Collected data
———
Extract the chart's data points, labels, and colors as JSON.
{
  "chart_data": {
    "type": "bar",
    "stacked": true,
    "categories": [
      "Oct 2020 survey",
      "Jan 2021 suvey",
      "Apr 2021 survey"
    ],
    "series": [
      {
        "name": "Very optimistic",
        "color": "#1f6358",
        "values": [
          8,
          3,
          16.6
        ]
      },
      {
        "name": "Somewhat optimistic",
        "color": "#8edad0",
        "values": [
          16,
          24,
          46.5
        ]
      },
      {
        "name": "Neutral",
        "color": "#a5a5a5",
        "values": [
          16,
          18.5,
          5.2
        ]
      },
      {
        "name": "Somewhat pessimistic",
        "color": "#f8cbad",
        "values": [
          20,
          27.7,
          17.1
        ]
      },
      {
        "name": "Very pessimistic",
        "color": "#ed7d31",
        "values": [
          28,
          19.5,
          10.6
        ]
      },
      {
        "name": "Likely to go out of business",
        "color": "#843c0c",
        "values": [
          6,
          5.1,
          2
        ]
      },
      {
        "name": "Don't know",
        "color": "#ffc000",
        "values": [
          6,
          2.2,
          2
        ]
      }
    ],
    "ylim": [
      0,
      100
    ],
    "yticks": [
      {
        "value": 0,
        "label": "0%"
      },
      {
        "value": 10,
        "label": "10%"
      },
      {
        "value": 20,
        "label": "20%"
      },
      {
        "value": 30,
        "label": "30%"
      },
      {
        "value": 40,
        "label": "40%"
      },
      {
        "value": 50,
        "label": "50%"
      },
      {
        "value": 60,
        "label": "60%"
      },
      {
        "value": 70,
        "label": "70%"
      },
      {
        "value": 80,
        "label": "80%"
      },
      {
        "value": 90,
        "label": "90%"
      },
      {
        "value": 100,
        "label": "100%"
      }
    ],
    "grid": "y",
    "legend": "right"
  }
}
———
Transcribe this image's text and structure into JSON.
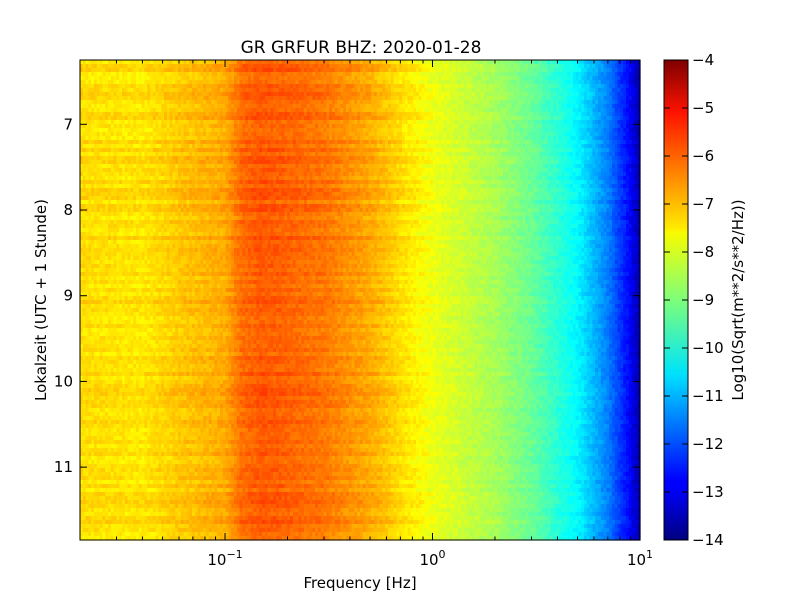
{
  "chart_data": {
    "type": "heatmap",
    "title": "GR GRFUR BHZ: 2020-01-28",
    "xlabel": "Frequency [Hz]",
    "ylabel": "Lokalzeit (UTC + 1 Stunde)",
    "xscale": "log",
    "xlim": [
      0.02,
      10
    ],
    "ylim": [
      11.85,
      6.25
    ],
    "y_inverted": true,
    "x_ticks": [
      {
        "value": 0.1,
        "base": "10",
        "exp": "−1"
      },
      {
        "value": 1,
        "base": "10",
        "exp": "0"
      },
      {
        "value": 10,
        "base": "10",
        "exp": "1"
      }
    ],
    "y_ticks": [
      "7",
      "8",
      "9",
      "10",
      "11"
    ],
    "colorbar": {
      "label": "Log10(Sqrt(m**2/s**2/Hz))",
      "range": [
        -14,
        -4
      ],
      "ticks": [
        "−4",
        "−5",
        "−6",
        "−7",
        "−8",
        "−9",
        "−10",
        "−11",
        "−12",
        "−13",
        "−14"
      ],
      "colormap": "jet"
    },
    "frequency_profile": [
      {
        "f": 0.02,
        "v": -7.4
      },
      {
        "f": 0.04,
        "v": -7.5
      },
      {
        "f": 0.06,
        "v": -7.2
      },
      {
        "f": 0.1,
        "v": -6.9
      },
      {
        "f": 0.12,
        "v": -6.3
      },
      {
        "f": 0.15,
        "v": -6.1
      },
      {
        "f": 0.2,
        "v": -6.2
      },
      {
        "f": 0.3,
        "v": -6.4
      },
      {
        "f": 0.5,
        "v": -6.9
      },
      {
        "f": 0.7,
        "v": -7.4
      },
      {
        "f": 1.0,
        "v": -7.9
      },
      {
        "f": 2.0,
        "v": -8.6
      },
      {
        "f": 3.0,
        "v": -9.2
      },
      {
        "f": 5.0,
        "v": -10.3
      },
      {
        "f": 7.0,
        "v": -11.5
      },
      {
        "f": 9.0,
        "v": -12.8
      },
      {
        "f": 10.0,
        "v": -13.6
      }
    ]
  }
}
———
§ Written task: Pick out all lines from the data above in which the word "optimistic" appears.

§ Solution to this exercise:
        "name": "Very optimistic",
        "name": "Somewhat optimistic",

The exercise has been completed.